> **EXERCISE REQUIREMENTS**: Edit the material below so that each "wire" becomes "trace", and leave everything else unchanged.

---+---

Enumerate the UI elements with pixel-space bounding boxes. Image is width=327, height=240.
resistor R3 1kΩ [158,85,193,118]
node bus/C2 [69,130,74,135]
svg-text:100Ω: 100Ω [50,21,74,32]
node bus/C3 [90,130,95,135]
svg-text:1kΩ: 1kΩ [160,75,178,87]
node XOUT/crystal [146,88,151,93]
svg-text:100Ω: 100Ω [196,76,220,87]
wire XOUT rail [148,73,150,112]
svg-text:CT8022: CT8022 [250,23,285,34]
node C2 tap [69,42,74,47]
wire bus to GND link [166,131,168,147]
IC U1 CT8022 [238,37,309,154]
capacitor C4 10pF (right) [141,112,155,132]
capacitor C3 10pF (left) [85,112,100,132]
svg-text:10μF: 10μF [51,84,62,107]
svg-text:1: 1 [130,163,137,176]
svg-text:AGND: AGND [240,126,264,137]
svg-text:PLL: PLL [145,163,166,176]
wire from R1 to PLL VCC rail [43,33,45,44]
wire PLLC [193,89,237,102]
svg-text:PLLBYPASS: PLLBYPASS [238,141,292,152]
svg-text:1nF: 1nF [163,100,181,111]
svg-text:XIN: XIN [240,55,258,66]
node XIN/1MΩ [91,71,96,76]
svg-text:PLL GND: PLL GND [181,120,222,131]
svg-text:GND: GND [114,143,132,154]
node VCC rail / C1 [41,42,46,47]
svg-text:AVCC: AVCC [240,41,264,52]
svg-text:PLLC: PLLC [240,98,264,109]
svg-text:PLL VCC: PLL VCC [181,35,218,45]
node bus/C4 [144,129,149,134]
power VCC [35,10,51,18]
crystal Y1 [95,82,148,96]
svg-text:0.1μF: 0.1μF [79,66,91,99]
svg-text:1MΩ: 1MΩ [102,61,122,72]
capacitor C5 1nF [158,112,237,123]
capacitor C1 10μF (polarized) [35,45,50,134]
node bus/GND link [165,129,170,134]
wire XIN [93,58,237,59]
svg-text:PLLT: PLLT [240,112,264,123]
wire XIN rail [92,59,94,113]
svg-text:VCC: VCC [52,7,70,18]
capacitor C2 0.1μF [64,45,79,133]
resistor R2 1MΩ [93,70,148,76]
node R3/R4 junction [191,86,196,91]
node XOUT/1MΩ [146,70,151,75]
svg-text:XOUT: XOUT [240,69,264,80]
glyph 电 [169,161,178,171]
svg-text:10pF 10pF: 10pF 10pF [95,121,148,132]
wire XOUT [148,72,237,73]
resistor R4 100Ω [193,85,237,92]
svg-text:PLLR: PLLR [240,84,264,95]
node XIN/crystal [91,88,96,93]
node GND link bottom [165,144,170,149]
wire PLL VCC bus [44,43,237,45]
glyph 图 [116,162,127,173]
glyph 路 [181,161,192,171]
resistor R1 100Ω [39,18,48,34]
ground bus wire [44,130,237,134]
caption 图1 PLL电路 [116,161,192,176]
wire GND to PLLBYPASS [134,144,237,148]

---+---

> **FULL ANSWER**:
Enumerate the UI elements with pixel-space bounding boxes. Image is width=327, height=240.
resistor R3 1kΩ [158,85,193,118]
node bus/C2 [69,130,74,135]
svg-text:100Ω: 100Ω [50,21,74,32]
node bus/C3 [90,130,95,135]
svg-text:1kΩ: 1kΩ [160,75,178,87]
node XOUT/crystal [146,88,151,93]
svg-text:100Ω: 100Ω [196,76,220,87]
trace XOUT rail [148,73,150,112]
svg-text:CT8022: CT8022 [250,23,285,34]
node C2 tap [69,42,74,47]
trace bus to GND link [166,131,168,147]
IC U1 CT8022 [238,37,309,154]
capacitor C4 10pF (right) [141,112,155,132]
capacitor C3 10pF (left) [85,112,100,132]
svg-text:10μF: 10μF [51,84,62,107]
svg-text:1: 1 [130,163,137,176]
svg-text:AGND: AGND [240,126,264,137]
svg-text:PLL: PLL [145,163,166,176]
trace from R1 to PLL VCC rail [43,33,45,44]
trace PLLC [193,89,237,102]
svg-text:PLLBYPASS: PLLBYPASS [238,141,292,152]
svg-text:1nF: 1nF [163,100,181,111]
svg-text:XIN: XIN [240,55,258,66]
node XIN/1MΩ [91,71,96,76]
svg-text:PLL GND: PLL GND [181,120,222,131]
svg-text:GND: GND [114,143,132,154]
node VCC rail / C1 [41,42,46,47]
svg-text:AVCC: AVCC [240,41,264,52]
svg-text:PLLC: PLLC [240,98,264,109]
svg-text:PLL VCC: PLL VCC [181,35,218,45]
node bus/C4 [144,129,149,134]
power VCC [35,10,51,18]
crystal Y1 [95,82,148,96]
svg-text:0.1μF: 0.1μF [79,66,91,99]
svg-text:1MΩ: 1MΩ [102,61,122,72]
capacitor C5 1nF [158,112,237,123]
capacitor C1 10μF (polarized) [35,45,50,134]
node bus/GND link [165,129,170,134]
trace XIN [93,58,237,59]
svg-text:PLLT: PLLT [240,112,264,123]
trace XIN rail [92,59,94,113]
svg-text:VCC: VCC [52,7,70,18]
capacitor C2 0.1μF [64,45,79,133]
resistor R2 1MΩ [93,70,148,76]
node R3/R4 junction [191,86,196,91]
node XOUT/1MΩ [146,70,151,75]
svg-text:XOUT: XOUT [240,69,264,80]
glyph 电 [169,161,178,171]
svg-text:10pF 10pF: 10pF 10pF [95,121,148,132]
trace XOUT [148,72,237,73]
resistor R4 100Ω [193,85,237,92]
svg-text:PLLR: PLLR [240,84,264,95]
node XIN/crystal [91,88,96,93]
node GND link bottom [165,144,170,149]
trace PLL VCC bus [44,43,237,45]
glyph 图 [116,162,127,173]
glyph 路 [181,161,192,171]
resistor R1 100Ω [39,18,48,34]
ground bus trace [44,130,237,134]
caption 图1 PLL电路 [116,161,192,176]
trace GND to PLLBYPASS [134,144,237,148]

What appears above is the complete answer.